• **Data entries**

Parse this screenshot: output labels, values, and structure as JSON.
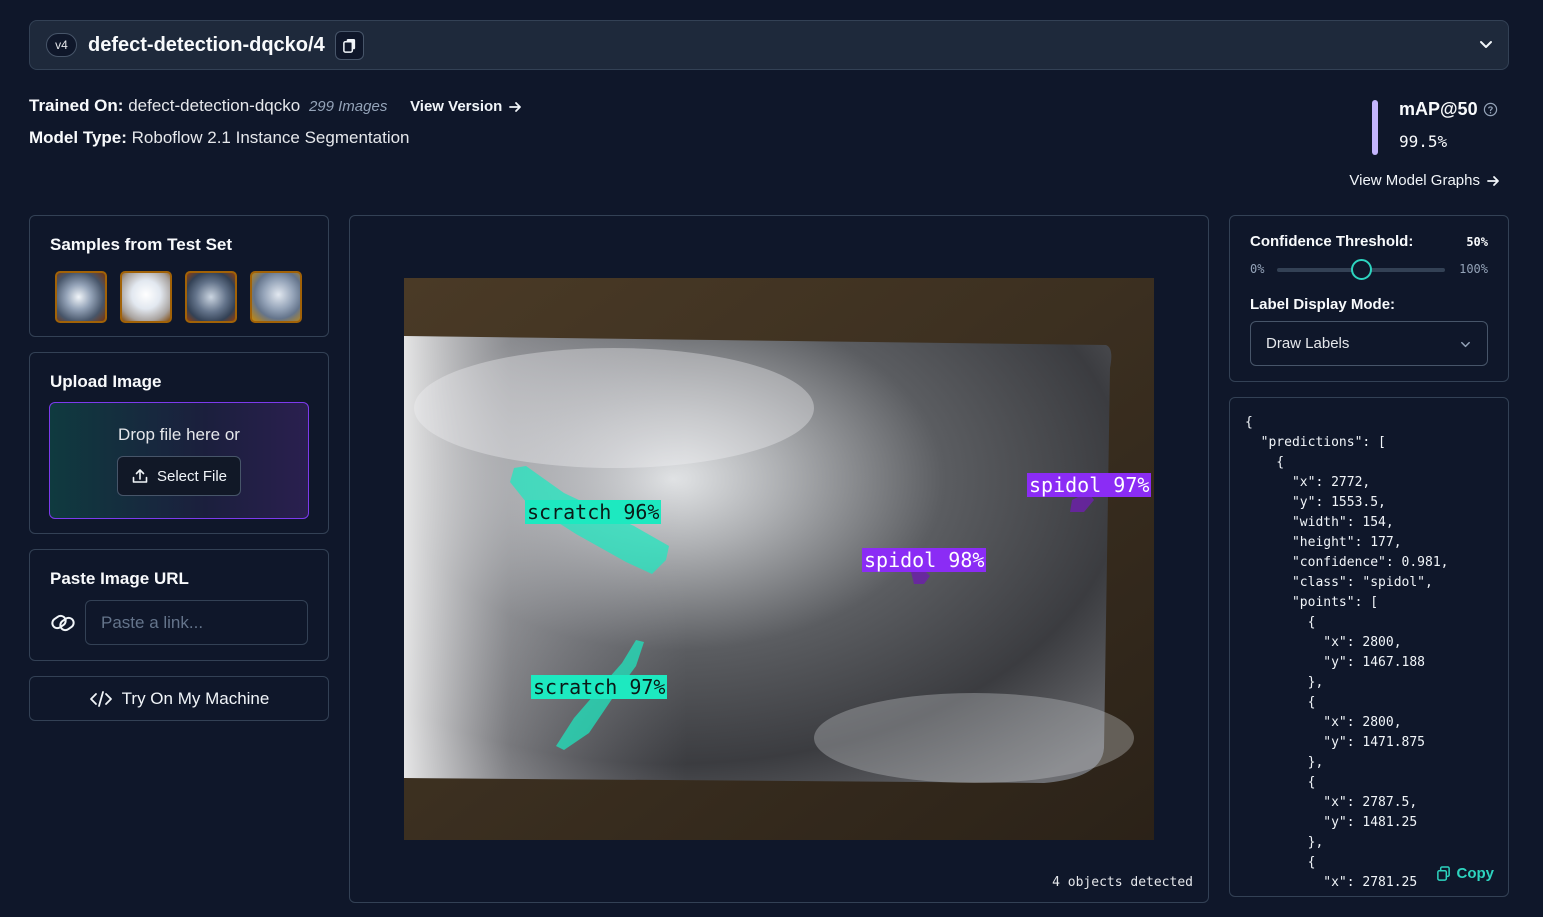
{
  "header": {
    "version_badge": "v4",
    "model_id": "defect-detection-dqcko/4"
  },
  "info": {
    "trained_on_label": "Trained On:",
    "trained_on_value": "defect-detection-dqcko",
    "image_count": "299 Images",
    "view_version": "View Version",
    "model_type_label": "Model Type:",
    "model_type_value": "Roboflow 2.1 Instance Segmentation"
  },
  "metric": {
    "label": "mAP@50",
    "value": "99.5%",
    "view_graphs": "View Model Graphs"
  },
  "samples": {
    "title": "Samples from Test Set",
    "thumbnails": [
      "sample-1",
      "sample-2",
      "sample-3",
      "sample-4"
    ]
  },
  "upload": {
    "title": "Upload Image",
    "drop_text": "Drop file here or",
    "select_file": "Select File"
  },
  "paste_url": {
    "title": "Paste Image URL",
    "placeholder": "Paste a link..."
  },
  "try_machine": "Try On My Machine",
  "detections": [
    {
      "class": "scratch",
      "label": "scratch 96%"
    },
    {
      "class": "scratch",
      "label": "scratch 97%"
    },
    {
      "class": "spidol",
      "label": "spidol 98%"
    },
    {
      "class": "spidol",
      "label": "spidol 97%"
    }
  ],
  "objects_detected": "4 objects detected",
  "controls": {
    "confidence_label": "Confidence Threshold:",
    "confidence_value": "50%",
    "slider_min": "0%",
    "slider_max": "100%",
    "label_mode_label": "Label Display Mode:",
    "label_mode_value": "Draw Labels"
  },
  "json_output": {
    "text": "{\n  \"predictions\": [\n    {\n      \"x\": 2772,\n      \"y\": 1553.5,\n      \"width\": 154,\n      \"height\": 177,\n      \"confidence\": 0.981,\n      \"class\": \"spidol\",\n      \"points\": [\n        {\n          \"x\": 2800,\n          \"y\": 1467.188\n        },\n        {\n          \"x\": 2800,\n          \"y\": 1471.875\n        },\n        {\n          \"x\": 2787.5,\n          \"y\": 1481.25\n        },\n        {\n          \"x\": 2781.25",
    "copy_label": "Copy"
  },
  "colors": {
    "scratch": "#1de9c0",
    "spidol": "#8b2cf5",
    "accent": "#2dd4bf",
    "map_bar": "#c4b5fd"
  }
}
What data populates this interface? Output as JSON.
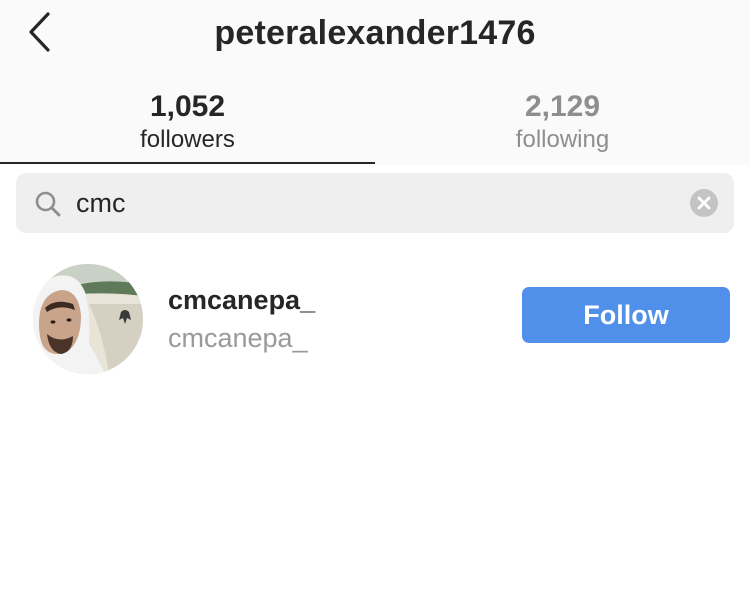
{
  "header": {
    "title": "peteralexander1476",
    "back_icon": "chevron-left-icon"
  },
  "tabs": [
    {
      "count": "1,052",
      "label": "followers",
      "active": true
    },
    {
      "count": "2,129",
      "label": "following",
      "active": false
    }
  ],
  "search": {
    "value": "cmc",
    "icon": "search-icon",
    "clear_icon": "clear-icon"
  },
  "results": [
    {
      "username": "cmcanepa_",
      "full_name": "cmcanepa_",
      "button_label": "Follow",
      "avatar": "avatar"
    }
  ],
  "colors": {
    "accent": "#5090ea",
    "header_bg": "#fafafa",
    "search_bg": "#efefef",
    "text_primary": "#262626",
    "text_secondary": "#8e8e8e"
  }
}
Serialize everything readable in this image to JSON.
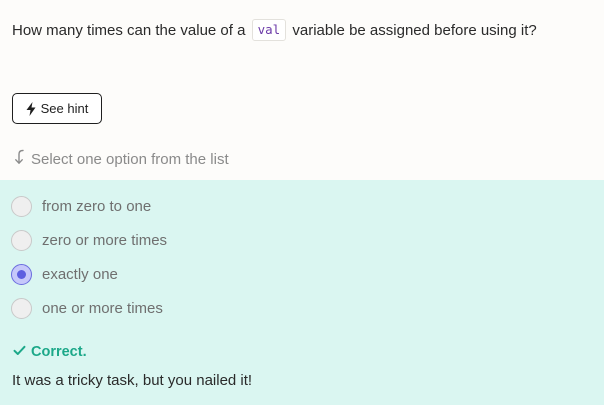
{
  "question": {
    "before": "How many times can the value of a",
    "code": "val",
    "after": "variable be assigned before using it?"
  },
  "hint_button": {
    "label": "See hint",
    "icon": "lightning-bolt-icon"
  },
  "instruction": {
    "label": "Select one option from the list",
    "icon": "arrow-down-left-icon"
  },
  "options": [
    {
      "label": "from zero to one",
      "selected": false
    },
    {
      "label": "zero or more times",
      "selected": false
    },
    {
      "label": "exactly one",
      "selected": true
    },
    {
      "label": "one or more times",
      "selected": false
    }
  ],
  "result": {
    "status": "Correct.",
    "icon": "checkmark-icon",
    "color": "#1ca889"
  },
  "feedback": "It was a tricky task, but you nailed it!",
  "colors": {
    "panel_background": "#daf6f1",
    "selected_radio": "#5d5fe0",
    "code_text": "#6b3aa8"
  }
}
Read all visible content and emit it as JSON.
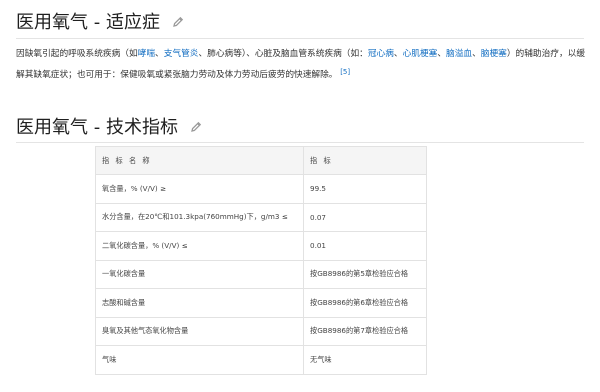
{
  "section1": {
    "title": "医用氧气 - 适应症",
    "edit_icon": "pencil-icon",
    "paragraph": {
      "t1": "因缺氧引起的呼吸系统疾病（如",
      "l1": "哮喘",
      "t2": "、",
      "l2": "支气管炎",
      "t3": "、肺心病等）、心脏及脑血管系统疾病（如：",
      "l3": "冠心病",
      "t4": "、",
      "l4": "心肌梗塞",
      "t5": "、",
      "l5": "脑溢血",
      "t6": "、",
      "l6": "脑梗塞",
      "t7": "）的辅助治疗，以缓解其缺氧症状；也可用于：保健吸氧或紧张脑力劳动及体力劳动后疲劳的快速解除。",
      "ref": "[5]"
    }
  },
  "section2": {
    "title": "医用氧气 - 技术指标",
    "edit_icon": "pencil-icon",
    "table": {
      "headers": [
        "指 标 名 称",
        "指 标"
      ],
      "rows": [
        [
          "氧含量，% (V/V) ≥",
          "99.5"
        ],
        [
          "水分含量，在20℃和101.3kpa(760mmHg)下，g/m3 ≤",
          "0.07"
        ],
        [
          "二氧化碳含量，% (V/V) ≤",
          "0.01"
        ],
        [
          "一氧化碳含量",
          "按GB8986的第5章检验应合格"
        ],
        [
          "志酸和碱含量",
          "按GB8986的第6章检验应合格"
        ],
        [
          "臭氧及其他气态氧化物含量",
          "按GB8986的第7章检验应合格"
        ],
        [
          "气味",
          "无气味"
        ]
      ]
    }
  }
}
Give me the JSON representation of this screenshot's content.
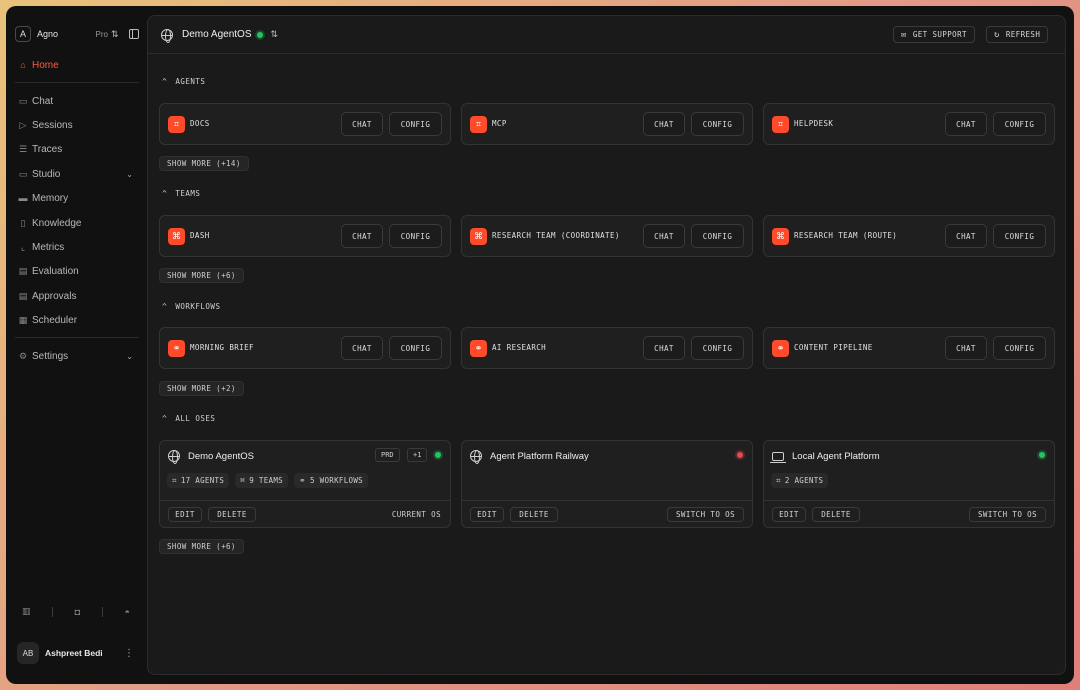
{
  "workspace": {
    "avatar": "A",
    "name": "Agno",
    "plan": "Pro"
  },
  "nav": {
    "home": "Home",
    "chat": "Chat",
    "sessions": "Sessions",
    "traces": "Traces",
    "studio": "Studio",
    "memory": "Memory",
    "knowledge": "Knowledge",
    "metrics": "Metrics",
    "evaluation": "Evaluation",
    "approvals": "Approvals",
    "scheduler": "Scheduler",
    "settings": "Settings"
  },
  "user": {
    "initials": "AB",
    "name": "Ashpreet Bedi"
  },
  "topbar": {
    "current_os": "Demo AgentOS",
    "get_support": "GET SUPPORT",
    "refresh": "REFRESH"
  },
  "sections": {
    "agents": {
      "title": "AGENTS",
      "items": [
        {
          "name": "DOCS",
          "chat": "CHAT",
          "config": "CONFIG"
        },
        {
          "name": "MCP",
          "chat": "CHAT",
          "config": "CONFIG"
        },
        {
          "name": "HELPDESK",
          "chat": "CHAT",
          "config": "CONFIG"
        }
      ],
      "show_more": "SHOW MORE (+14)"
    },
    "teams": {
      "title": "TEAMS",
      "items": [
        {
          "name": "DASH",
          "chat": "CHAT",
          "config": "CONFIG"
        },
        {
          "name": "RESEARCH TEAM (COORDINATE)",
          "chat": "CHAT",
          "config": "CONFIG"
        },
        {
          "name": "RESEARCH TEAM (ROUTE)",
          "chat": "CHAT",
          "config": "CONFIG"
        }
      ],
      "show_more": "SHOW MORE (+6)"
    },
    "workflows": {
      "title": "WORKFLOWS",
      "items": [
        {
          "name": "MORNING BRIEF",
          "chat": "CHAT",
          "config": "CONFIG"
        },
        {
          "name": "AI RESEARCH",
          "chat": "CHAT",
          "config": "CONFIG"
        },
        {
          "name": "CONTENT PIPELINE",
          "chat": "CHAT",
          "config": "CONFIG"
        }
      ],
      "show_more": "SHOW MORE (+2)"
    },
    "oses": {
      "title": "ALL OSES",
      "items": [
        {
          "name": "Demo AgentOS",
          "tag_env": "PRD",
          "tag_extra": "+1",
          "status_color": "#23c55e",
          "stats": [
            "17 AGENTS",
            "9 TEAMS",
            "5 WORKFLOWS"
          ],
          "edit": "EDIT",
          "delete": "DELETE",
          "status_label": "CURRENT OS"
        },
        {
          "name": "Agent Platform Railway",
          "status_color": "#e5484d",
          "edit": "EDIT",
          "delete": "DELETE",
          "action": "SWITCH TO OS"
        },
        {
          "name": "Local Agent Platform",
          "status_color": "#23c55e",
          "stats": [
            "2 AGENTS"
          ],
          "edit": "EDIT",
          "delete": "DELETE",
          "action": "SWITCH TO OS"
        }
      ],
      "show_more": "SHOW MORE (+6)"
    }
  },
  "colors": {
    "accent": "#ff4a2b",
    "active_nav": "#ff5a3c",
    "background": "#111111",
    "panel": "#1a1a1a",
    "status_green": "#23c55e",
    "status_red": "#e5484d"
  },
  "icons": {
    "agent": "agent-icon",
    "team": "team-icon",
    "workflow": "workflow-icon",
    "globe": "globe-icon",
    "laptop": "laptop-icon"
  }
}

• **Objective**
Show the lines where the word "times" appears in the entries.

• **Response for this exercise**
    "before": "How many times can the value of a",
      "label": "zero or more times",
      "label": "one or more times",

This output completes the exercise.